» Dataset records
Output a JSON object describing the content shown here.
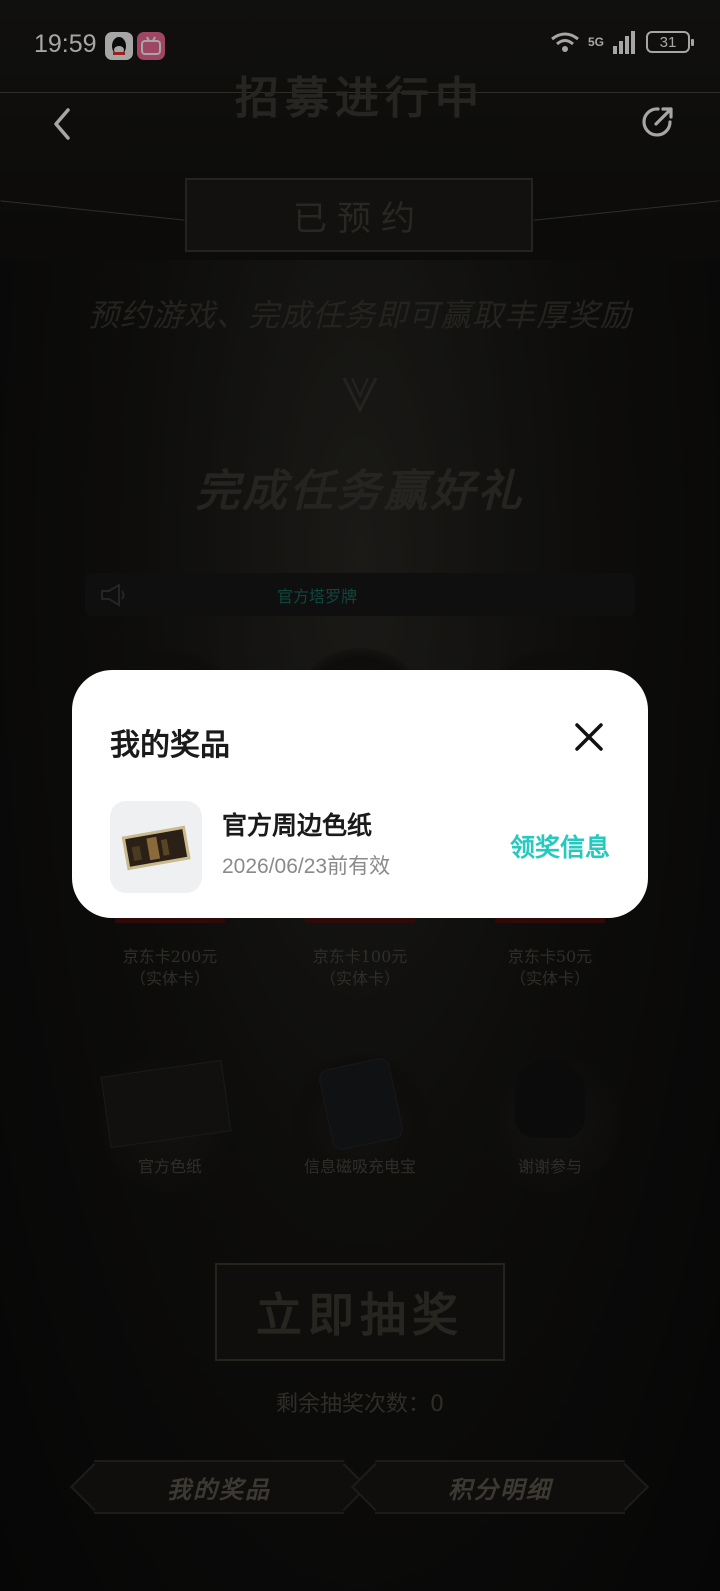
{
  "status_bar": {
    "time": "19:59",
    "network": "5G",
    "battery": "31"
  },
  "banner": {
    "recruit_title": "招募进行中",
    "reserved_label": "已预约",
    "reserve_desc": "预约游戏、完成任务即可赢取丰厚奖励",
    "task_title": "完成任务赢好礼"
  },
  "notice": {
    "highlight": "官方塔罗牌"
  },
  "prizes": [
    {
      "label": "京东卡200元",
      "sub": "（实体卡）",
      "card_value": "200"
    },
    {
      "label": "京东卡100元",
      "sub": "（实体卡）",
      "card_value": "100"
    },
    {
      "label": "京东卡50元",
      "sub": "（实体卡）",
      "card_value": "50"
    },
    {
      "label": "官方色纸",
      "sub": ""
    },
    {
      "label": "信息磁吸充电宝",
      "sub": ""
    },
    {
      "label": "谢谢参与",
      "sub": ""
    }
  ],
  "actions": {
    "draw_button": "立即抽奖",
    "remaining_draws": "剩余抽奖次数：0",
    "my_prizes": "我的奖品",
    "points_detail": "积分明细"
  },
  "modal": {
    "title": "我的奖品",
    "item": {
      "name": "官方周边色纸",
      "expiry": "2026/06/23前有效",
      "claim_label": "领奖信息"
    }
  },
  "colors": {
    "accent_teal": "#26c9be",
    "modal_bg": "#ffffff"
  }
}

» Stated problem
The pictures should not be reproduced; quote all of the other material exactly.

» Answer below
Output a JSON object describing the content shown here.
{
  "status_bar": {
    "time": "19:59",
    "network": "5G",
    "battery": "31"
  },
  "banner": {
    "recruit_title": "招募进行中",
    "reserved_label": "已预约",
    "reserve_desc": "预约游戏、完成任务即可赢取丰厚奖励",
    "task_title": "完成任务赢好礼"
  },
  "notice": {
    "highlight": "官方塔罗牌"
  },
  "prizes": [
    {
      "label": "京东卡200元",
      "sub": "（实体卡）",
      "card_value": "200"
    },
    {
      "label": "京东卡100元",
      "sub": "（实体卡）",
      "card_value": "100"
    },
    {
      "label": "京东卡50元",
      "sub": "（实体卡）",
      "card_value": "50"
    },
    {
      "label": "官方色纸",
      "sub": ""
    },
    {
      "label": "信息磁吸充电宝",
      "sub": ""
    },
    {
      "label": "谢谢参与",
      "sub": ""
    }
  ],
  "actions": {
    "draw_button": "立即抽奖",
    "remaining_draws": "剩余抽奖次数：0",
    "my_prizes": "我的奖品",
    "points_detail": "积分明细"
  },
  "modal": {
    "title": "我的奖品",
    "item": {
      "name": "官方周边色纸",
      "expiry": "2026/06/23前有效",
      "claim_label": "领奖信息"
    }
  },
  "colors": {
    "accent_teal": "#26c9be",
    "modal_bg": "#ffffff"
  }
}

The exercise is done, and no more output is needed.